Direction
Retype the listing that follows, word for word.

....................

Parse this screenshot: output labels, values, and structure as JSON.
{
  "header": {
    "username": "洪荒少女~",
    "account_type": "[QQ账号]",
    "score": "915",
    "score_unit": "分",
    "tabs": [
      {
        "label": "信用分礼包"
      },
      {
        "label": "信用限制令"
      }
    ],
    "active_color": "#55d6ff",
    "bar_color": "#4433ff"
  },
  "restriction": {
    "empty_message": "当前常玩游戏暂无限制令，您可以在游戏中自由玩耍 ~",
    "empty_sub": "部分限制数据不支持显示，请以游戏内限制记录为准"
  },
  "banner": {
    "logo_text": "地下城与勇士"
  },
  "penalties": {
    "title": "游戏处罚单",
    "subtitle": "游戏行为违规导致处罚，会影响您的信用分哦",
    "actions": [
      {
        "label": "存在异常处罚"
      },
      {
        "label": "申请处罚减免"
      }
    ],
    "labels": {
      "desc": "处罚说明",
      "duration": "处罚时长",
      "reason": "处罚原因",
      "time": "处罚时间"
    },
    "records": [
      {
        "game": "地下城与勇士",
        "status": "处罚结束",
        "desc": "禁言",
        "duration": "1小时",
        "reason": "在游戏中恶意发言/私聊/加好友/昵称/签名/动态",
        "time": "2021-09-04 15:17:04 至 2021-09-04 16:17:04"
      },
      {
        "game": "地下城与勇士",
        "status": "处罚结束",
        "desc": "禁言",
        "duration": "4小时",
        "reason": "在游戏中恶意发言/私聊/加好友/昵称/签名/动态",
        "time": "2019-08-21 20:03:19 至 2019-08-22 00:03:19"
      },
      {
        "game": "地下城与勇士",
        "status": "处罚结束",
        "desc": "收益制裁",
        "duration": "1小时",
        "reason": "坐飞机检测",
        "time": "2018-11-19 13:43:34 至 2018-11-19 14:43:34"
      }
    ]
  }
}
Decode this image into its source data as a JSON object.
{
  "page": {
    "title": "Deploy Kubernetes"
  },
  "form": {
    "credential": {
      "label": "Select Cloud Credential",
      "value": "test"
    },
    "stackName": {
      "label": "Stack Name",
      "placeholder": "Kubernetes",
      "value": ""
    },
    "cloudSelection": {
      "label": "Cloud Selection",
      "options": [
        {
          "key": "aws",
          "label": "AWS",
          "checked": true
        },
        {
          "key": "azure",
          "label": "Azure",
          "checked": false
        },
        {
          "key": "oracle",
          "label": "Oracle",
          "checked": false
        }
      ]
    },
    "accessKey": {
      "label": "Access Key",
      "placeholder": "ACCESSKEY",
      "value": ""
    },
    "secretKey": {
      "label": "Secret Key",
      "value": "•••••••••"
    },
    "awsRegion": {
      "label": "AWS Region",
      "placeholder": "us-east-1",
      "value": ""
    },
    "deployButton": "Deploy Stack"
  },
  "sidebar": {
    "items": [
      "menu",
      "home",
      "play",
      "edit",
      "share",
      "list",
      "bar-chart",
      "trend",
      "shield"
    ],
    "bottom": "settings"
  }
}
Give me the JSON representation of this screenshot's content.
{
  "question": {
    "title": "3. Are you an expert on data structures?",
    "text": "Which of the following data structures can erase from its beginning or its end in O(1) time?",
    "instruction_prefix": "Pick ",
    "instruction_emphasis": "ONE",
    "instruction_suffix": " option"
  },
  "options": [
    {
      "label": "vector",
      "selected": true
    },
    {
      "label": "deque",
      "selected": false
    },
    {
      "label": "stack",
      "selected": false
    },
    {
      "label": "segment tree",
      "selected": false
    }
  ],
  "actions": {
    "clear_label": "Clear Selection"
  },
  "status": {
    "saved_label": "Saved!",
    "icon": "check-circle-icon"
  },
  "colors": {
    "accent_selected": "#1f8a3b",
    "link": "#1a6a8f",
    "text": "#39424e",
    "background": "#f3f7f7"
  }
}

....................

Reply
Parse this screenshot: output labels, values, and structure as JSON.
{
  "header": {
    "username": "洪荒少女~",
    "account_type": "[QQ账号]",
    "score": "915",
    "score_unit": "分",
    "tabs": [
      {
        "label": "信用分礼包"
      },
      {
        "label": "信用限制令"
      }
    ],
    "active_color": "#55d6ff",
    "bar_color": "#4433ff"
  },
  "restriction": {
    "empty_message": "当前常玩游戏暂无限制令，您可以在游戏中自由玩耍 ~",
    "empty_sub": "部分限制数据不支持显示，请以游戏内限制记录为准"
  },
  "banner": {
    "logo_text": "地下城与勇士"
  },
  "penalties": {
    "title": "游戏处罚单",
    "subtitle": "游戏行为违规导致处罚，会影响您的信用分哦",
    "actions": [
      {
        "label": "存在异常处罚"
      },
      {
        "label": "申请处罚减免"
      }
    ],
    "labels": {
      "desc": "处罚说明",
      "duration": "处罚时长",
      "reason": "处罚原因",
      "time": "处罚时间"
    },
    "records": [
      {
        "game": "地下城与勇士",
        "status": "处罚结束",
        "desc": "禁言",
        "duration": "1小时",
        "reason": "在游戏中恶意发言/私聊/加好友/昵称/签名/动态",
        "time": "2021-09-04 15:17:04 至 2021-09-04 16:17:04"
      },
      {
        "game": "地下城与勇士",
        "status": "处罚结束",
        "desc": "禁言",
        "duration": "4小时",
        "reason": "在游戏中恶意发言/私聊/加好友/昵称/签名/动态",
        "time": "2019-08-21 20:03:19 至 2019-08-22 00:03:19"
      },
      {
        "game": "地下城与勇士",
        "status": "处罚结束",
        "desc": "收益制裁",
        "duration": "1小时",
        "reason": "坐飞机检测",
        "time": "2018-11-19 13:43:34 至 2018-11-19 14:43:34"
      }
    ]
  }
}
Decode this image into its source data as a JSON object.
{
  "page": {
    "title": "Deploy Kubernetes"
  },
  "form": {
    "credential": {
      "label": "Select Cloud Credential",
      "value": "test"
    },
    "stackName": {
      "label": "Stack Name",
      "placeholder": "Kubernetes",
      "value": ""
    },
    "cloudSelection": {
      "label": "Cloud Selection",
      "options": [
        {
          "key": "aws",
          "label": "AWS",
          "checked": true
        },
        {
          "key": "azure",
          "label": "Azure",
          "checked": false
        },
        {
          "key": "oracle",
          "label": "Oracle",
          "checked": false
        }
      ]
    },
    "accessKey": {
      "label": "Access Key",
      "placeholder": "ACCESSKEY",
      "value": ""
    },
    "secretKey": {
      "label": "Secret Key",
      "value": "•••••••••"
    },
    "awsRegion": {
      "label": "AWS Region",
      "placeholder": "us-east-1",
      "value": ""
    },
    "deployButton": "Deploy Stack"
  },
  "sidebar": {
    "items": [
      "menu",
      "home",
      "play",
      "edit",
      "share",
      "list",
      "bar-chart",
      "trend",
      "shield"
    ],
    "bottom": "settings"
  }
}
Give me the JSON representation of this screenshot's content.
{
  "question": {
    "title": "3. Are you an expert on data structures?",
    "text": "Which of the following data structures can erase from its beginning or its end in O(1) time?",
    "instruction_prefix": "Pick ",
    "instruction_emphasis": "ONE",
    "instruction_suffix": " option"
  },
  "options": [
    {
      "label": "vector",
      "selected": true
    },
    {
      "label": "deque",
      "selected": false
    },
    {
      "label": "stack",
      "selected": false
    },
    {
      "label": "segment tree",
      "selected": false
    }
  ],
  "actions": {
    "clear_label": "Clear Selection"
  },
  "status": {
    "saved_label": "Saved!",
    "icon": "check-circle-icon"
  },
  "colors": {
    "accent_selected": "#1f8a3b",
    "link": "#1a6a8f",
    "text": "#39424e",
    "background": "#f3f7f7"
  }
}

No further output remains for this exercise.